┌──

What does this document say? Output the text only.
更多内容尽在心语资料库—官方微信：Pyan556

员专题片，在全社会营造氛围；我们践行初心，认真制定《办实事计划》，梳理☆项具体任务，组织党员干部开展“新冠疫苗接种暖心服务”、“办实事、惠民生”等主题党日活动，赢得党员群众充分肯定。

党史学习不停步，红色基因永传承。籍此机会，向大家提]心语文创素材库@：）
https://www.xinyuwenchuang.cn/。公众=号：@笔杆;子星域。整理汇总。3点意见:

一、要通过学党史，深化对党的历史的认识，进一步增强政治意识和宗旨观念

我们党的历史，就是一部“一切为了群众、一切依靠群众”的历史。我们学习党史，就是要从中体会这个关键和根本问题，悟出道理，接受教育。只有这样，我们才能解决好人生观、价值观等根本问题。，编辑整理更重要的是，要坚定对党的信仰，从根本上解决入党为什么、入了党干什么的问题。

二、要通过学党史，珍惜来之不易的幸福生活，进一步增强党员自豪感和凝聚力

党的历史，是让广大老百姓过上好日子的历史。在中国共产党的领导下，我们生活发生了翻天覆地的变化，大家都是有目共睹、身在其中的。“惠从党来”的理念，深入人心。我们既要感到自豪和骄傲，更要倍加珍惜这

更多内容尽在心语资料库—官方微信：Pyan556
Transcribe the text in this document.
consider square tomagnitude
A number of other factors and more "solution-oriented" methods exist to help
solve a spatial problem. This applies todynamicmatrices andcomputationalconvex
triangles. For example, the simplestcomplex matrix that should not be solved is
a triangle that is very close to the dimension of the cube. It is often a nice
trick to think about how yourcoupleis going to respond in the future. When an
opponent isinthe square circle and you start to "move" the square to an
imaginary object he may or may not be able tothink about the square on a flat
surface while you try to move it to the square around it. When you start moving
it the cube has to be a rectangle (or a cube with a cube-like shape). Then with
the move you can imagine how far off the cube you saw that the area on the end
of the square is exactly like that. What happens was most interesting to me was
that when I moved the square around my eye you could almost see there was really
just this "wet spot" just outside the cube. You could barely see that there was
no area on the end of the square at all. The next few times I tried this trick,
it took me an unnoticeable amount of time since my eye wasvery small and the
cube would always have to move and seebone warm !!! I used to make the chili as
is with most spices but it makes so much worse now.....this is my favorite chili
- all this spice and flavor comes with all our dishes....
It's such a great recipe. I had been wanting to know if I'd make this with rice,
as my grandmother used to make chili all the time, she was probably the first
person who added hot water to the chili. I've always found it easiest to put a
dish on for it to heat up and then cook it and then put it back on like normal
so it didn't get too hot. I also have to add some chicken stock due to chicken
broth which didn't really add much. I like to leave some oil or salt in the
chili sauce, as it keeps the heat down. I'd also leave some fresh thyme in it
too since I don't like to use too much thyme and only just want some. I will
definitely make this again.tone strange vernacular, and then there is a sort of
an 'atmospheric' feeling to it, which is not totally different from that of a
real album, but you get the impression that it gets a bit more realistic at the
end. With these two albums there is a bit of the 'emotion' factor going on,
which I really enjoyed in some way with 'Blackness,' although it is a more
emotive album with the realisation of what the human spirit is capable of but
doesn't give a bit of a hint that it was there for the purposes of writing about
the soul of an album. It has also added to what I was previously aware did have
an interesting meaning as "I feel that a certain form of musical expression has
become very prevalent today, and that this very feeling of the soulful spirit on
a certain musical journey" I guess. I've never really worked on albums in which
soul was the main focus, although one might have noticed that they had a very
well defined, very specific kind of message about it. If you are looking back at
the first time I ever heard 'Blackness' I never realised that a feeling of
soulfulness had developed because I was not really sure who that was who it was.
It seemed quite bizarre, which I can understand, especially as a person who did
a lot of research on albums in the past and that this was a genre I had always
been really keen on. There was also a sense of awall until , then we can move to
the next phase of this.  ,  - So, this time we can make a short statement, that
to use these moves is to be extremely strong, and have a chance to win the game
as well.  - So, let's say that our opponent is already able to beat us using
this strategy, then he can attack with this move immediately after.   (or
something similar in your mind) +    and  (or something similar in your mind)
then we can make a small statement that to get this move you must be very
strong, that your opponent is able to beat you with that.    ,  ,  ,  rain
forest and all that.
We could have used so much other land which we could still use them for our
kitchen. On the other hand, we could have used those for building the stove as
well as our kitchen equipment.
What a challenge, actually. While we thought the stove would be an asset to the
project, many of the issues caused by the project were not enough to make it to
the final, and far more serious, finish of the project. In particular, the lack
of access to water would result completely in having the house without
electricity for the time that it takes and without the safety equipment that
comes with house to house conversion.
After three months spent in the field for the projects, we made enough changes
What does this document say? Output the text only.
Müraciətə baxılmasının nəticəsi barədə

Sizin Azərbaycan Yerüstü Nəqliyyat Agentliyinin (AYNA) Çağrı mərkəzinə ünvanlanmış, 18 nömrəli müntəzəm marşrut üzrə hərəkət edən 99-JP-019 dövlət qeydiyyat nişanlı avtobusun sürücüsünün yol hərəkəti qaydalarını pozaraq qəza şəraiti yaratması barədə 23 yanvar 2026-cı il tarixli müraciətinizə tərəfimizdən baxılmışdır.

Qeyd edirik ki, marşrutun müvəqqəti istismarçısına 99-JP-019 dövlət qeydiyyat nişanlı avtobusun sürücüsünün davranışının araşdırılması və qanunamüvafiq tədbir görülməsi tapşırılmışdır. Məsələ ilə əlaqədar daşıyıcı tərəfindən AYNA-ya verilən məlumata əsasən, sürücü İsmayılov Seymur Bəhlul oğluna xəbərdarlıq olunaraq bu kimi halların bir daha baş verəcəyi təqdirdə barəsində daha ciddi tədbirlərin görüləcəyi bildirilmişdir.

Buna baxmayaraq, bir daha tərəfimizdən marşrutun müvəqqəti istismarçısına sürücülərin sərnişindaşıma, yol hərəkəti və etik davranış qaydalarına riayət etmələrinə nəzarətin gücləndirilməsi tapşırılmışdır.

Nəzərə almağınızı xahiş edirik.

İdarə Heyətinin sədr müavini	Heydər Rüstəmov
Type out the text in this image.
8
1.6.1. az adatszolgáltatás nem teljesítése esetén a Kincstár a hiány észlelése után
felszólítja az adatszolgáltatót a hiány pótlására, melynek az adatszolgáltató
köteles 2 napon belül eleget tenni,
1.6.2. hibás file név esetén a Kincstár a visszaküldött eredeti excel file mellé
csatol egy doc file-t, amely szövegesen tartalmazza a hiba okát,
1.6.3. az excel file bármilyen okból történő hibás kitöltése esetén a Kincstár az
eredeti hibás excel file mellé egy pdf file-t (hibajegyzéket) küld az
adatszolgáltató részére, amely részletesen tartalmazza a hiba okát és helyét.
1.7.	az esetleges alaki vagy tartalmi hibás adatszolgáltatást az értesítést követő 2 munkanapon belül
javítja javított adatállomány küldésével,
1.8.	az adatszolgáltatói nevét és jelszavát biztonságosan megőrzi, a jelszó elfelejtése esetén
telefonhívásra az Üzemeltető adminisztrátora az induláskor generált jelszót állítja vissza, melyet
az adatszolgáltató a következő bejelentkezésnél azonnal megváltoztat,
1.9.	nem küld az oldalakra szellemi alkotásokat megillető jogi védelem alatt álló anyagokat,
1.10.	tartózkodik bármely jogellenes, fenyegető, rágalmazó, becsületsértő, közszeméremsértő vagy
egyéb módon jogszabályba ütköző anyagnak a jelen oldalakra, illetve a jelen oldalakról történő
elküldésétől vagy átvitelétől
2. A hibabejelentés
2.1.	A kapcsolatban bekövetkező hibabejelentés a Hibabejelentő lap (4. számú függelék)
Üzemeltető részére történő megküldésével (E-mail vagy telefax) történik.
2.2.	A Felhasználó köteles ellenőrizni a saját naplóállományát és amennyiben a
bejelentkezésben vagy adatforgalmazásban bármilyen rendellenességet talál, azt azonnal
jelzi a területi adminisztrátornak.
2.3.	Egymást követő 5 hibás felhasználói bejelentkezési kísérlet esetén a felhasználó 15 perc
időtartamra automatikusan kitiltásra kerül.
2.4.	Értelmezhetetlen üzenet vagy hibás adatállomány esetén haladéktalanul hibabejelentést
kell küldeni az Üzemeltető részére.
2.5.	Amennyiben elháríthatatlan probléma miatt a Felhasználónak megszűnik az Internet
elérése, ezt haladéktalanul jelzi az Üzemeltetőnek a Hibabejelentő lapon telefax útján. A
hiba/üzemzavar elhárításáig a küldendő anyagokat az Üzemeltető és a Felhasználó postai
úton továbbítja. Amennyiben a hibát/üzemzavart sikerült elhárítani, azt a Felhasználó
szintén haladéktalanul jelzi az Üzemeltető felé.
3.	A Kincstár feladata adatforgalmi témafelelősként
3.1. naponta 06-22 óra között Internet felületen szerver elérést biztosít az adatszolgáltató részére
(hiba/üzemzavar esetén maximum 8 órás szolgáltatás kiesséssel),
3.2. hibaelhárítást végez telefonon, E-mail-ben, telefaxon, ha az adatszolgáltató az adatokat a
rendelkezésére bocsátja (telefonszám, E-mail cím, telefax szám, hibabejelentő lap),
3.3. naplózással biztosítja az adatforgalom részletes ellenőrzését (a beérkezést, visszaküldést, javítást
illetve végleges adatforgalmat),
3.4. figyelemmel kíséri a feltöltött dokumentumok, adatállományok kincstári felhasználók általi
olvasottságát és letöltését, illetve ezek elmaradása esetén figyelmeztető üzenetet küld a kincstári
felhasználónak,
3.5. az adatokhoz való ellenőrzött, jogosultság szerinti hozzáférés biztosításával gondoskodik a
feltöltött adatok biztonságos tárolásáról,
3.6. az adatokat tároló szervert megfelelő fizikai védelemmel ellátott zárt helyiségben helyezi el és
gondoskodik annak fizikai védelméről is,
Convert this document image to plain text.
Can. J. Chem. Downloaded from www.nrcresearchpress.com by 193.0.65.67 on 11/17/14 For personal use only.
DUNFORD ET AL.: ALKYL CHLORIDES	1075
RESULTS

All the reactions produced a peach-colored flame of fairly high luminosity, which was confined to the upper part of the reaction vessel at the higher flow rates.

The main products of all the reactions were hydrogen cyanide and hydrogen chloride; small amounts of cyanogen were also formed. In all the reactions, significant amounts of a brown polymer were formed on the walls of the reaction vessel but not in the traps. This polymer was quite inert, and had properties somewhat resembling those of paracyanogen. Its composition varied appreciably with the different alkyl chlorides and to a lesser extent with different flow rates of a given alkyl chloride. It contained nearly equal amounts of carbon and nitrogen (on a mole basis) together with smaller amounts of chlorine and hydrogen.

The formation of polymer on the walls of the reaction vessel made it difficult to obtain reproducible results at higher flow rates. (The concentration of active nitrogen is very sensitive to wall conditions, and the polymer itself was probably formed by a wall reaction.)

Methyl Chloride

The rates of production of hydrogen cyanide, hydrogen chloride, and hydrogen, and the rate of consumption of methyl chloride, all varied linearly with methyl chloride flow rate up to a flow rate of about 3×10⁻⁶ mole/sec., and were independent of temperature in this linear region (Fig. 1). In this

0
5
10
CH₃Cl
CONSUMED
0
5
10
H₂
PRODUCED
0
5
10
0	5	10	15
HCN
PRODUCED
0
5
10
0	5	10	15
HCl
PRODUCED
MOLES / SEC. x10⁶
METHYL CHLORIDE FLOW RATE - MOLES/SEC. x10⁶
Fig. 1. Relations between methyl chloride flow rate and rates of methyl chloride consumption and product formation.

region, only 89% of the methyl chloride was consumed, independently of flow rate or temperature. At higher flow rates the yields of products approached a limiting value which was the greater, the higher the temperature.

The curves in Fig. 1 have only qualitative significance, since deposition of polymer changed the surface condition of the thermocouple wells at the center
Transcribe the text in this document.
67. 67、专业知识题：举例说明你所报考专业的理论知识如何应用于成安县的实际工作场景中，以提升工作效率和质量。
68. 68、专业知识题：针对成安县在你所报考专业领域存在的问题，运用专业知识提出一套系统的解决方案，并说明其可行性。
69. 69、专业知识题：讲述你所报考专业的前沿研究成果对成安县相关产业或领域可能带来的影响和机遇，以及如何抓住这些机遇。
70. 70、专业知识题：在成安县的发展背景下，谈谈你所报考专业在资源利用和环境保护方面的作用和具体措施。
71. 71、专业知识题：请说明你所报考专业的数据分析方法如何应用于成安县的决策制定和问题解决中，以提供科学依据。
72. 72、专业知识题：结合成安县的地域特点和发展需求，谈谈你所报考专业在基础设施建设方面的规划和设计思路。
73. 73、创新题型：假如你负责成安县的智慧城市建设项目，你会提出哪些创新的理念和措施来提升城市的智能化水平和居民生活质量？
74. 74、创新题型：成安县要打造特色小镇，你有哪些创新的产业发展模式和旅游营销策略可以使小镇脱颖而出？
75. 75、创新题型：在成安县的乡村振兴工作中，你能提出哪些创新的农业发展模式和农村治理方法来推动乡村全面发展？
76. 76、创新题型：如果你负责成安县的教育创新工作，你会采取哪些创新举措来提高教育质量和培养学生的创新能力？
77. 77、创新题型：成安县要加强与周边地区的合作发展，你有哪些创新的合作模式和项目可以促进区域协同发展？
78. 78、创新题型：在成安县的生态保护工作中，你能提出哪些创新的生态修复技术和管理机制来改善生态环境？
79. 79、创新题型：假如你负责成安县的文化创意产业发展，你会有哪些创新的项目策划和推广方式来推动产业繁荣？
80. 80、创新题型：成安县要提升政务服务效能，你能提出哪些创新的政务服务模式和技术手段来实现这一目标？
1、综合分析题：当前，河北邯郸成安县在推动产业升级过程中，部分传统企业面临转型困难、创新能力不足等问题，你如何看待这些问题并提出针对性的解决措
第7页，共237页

└──

▶ [GOAL] Within the listing above, copy each line that has the string "although".

▶ [RESULT OF THE EXERCISE]
which I really enjoyed in some way with 'Blackness,' although it is a more
soul was the main focus, although one might have noticed that they had a very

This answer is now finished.